→ **SET TASK**: Filter the entries below, keeping every line that has the word "intensity".

→ **Raw records**:
..........

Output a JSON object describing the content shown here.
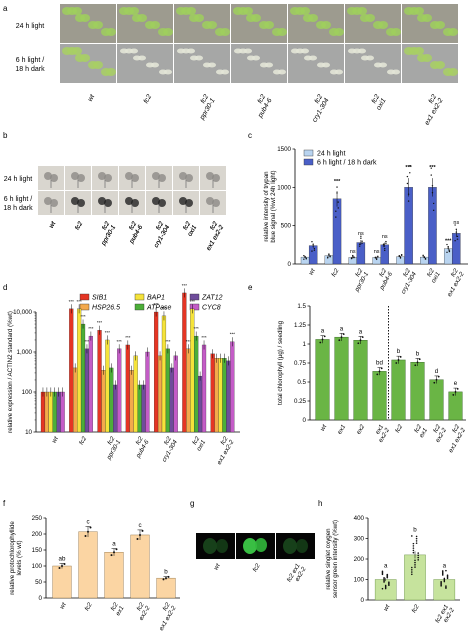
{
  "panel_letters": [
    "a",
    "b",
    "c",
    "d",
    "e",
    "f",
    "g",
    "h"
  ],
  "panel_a": {
    "rows": [
      "24 h light",
      "6 h light /\n18 h dark"
    ],
    "genotypes": [
      "wt",
      "fc2",
      "fc2\nppr30-1",
      "fc2\npub4-6",
      "fc2\ncry1-304",
      "fc2\noxi1",
      "fc2\nex1 ex2-2"
    ]
  },
  "panel_b": {
    "rows": [
      "24 h light",
      "6 h light /\n18 h dark"
    ],
    "genotypes": [
      "wt",
      "fc2",
      "fc2\nppr30-1",
      "fc2\npub4-6",
      "fc2\ncry1-304",
      "fc2\noxi1",
      "fc2\nex1 ex2-2"
    ]
  },
  "colors": {
    "light_bar": "#b9d4f0",
    "dark_bar": "#4a5fc7",
    "sib1": "#e53524",
    "hsp": "#f3a94c",
    "bap1": "#f5e33a",
    "atpase": "#4cae38",
    "zat12": "#6f4c9b",
    "cyc8": "#c45cc7",
    "green_bar": "#6ab545",
    "orange_bar": "#fbd5a3",
    "light_green": "#c6e39d"
  },
  "chart_data": [
    {
      "panel": "c",
      "type": "bar",
      "categories": [
        "wt",
        "fc2",
        "fc2 ppr30-1",
        "fc2 pub4-6",
        "fc2 cry1-304",
        "fc2 oxi1",
        "fc2 ex1 ex2-2"
      ],
      "series": [
        {
          "name": "24 h light",
          "values": [
            90,
            110,
            85,
            85,
            95,
            90,
            200
          ]
        },
        {
          "name": "6 h light / 18 h dark",
          "values": [
            240,
            850,
            280,
            250,
            1000,
            1000,
            400
          ]
        }
      ],
      "annotations_light": [
        "",
        "",
        "ns",
        "ns",
        "",
        "",
        "***"
      ],
      "annotations_dark": [
        "",
        "***",
        "ns",
        "ns",
        "***",
        "***",
        "ns"
      ],
      "ylabel": "relative intensity of trypan\nblue signal (%wt 24h light)",
      "ylim": [
        0,
        1500
      ],
      "yticks": [
        0,
        500,
        1000,
        1500
      ]
    },
    {
      "panel": "d",
      "type": "bar",
      "yscale": "log",
      "categories": [
        "wt",
        "fc2",
        "fc2 ppr30-1",
        "fc2 pub4-6",
        "fc2 cry1-304",
        "fc2 oxi1",
        "fc2 ex1 ex2-2"
      ],
      "series": [
        {
          "name": "SIB1",
          "values": [
            100,
            12000,
            3500,
            1500,
            10000,
            30000,
            900
          ]
        },
        {
          "name": "HSP26.5",
          "values": [
            100,
            400,
            350,
            350,
            800,
            1200,
            700
          ]
        },
        {
          "name": "BAP1",
          "values": [
            100,
            12000,
            2000,
            800,
            8000,
            12000,
            700
          ]
        },
        {
          "name": "ATPase",
          "values": [
            100,
            5000,
            400,
            150,
            1200,
            2500,
            700
          ]
        },
        {
          "name": "ZAT12",
          "values": [
            100,
            1200,
            150,
            150,
            400,
            250,
            600
          ]
        },
        {
          "name": "CYC8",
          "values": [
            100,
            2500,
            1200,
            1000,
            800,
            1500,
            1800
          ]
        }
      ],
      "ylabel": "relative expression / ACTIN2 standard (%wt)",
      "yticks": [
        "10",
        "100",
        "1,000",
        "10,000"
      ]
    },
    {
      "panel": "e",
      "type": "bar",
      "categories": [
        "wt",
        "ex1",
        "ex2",
        "ex1 ex2-2",
        "fc2",
        "fc2 ex1",
        "fc2 ex2-2",
        "fc2 ex1 ex2-2"
      ],
      "values": [
        1.06,
        1.09,
        1.05,
        0.64,
        0.79,
        0.76,
        0.53,
        0.37
      ],
      "letters": [
        "a",
        "a",
        "a",
        "bd",
        "b",
        "b",
        "d",
        "e"
      ],
      "ylabel": "total chlorophyll (µg) / seedling",
      "ylim": [
        0,
        1.5
      ],
      "yticks": [
        "0",
        "0.25",
        "0.5",
        "0.75",
        "1",
        "1.25",
        "1.5"
      ]
    },
    {
      "panel": "f",
      "type": "bar",
      "categories": [
        "wt",
        "fc2",
        "fc2 ex1",
        "fc2 ex2-2",
        "fc2 ex1 ex2-2"
      ],
      "values": [
        100,
        207,
        143,
        197,
        62
      ],
      "letters": [
        "ab",
        "c",
        "a",
        "c",
        "b"
      ],
      "ylabel": "relative protochlorophyllide\nlevels (% wt)",
      "ylim": [
        0,
        250
      ],
      "yticks": [
        0,
        50,
        100,
        150,
        200,
        250
      ]
    },
    {
      "panel": "h",
      "type": "bar",
      "categories": [
        "wt",
        "fc2",
        "fc2 ex1 ex2-2"
      ],
      "values": [
        100,
        220,
        100
      ],
      "letters": [
        "a",
        "b",
        "a"
      ],
      "ylabel": "relative singlet oxygen\nsensor green intensity (%wt)",
      "ylim": [
        0,
        400
      ],
      "yticks": [
        0,
        100,
        200,
        300,
        400
      ]
    }
  ],
  "panel_g": {
    "genotypes": [
      "wt",
      "fc2",
      "fc2 ex1\nex2-2"
    ]
  }
}
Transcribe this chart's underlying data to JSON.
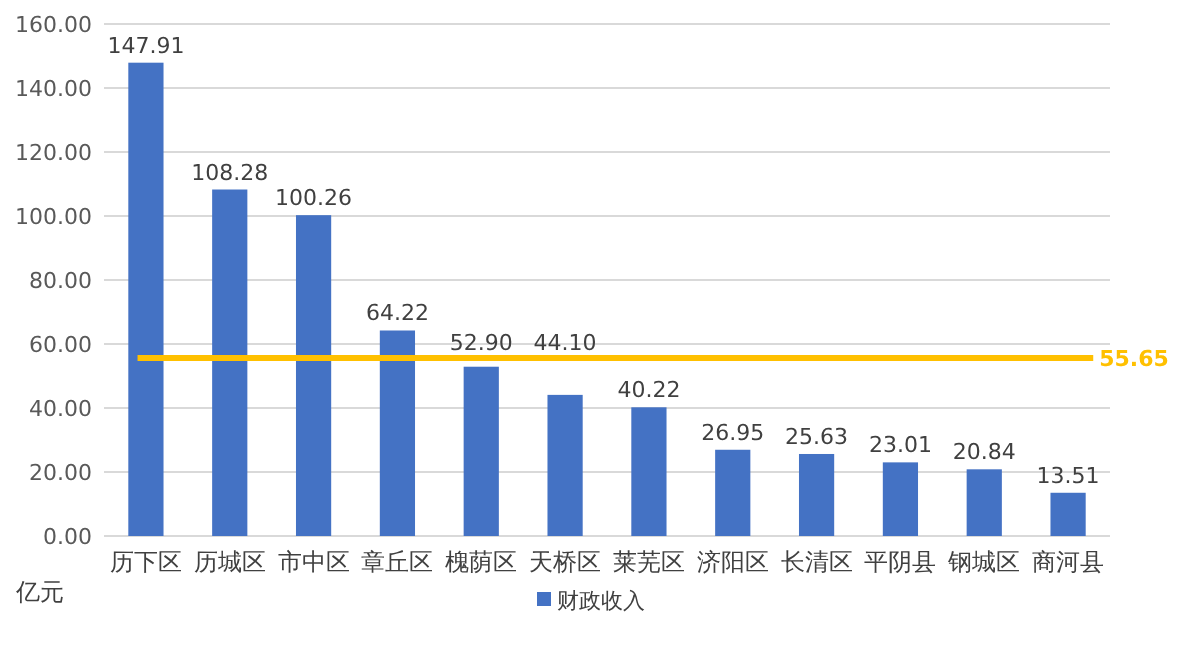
{
  "chart_data": {
    "type": "bar",
    "categories": [
      "历下区",
      "历城区",
      "市中区",
      "章丘区",
      "槐荫区",
      "天桥区",
      "莱芜区",
      "济阳区",
      "长清区",
      "平阴县",
      "钢城区",
      "商河县"
    ],
    "series": [
      {
        "name": "财政收入",
        "color": "#4472c4",
        "values": [
          147.91,
          108.28,
          100.26,
          64.22,
          52.9,
          44.1,
          40.22,
          26.95,
          25.63,
          23.01,
          20.84,
          13.51
        ],
        "value_labels": [
          "147.91",
          "108.28",
          "100.26",
          "64.22",
          "52.90",
          "44.10",
          "40.22",
          "26.95",
          "25.63",
          "23.01",
          "20.84",
          "13.51"
        ]
      }
    ],
    "ylabel": "亿元",
    "ylim": [
      0,
      160
    ],
    "yticks": [
      {
        "value": 0,
        "label": "0.00"
      },
      {
        "value": 20,
        "label": "20.00"
      },
      {
        "value": 40,
        "label": "40.00"
      },
      {
        "value": 60,
        "label": "60.00"
      },
      {
        "value": 80,
        "label": "80.00"
      },
      {
        "value": 100,
        "label": "100.00"
      },
      {
        "value": 120,
        "label": "120.00"
      },
      {
        "value": 140,
        "label": "140.00"
      },
      {
        "value": 160,
        "label": "160.00"
      }
    ],
    "ref_lines": [
      {
        "axis": "y",
        "value": 55.65,
        "label": "55.65",
        "color": "#ffc000"
      }
    ],
    "grid": "y",
    "legend": "bottom"
  }
}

..........

→ **SOLUTION FOR THIS EXERCISE**:
      "ylabel": "relative intensity of trypan\nblue signal (%wt 24h light)",
      "ylabel": "relative singlet oxygen\nsensor green intensity (%wt)",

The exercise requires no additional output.